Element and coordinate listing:
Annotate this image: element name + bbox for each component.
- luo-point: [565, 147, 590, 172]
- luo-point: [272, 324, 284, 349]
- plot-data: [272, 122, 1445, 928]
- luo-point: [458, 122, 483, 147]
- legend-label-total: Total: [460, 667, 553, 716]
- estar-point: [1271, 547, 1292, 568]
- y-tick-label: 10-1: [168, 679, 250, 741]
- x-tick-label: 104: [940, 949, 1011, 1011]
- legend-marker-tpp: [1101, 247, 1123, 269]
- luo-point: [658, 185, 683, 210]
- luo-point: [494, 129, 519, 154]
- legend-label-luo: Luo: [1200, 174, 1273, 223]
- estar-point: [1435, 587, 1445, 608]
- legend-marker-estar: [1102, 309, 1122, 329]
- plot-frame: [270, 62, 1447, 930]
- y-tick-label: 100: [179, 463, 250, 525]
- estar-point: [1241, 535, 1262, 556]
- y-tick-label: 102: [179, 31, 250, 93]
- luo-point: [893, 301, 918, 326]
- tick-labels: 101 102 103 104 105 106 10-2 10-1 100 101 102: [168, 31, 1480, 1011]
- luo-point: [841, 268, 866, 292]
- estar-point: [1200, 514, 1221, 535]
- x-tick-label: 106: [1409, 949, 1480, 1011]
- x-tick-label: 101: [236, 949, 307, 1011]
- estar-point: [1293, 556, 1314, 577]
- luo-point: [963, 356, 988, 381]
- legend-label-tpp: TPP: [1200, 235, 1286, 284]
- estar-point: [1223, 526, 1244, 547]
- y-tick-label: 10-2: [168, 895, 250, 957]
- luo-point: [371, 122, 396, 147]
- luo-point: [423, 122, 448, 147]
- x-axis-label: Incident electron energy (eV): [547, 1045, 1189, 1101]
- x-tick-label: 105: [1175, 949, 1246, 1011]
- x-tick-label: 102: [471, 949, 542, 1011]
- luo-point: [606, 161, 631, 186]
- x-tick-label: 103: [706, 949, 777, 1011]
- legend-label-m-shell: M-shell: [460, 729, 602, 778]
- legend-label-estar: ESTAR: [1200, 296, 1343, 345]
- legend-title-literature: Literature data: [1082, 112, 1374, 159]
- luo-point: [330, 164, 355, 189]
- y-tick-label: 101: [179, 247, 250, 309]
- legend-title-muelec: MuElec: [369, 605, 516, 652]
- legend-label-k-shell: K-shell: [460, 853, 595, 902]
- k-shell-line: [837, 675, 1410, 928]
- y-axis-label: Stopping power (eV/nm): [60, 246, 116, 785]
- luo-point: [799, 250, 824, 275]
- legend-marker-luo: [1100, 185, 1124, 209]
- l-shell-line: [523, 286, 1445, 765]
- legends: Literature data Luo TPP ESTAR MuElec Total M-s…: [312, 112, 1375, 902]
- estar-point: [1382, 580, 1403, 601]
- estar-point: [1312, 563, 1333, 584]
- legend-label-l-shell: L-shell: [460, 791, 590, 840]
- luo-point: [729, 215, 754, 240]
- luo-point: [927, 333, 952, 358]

## Task details
Please extract every line of the listing above that contains the string "shell". Case counts, so match only that exact capitalization.

## Final result
- legend-label-m-shell: M-shell: [460, 729, 602, 778]
- legend-label-k-shell: K-shell: [460, 853, 595, 902]
- k-shell-line: [837, 675, 1410, 928]
- l-shell-line: [523, 286, 1445, 765]
- legend-label-l-shell: L-shell: [460, 791, 590, 840]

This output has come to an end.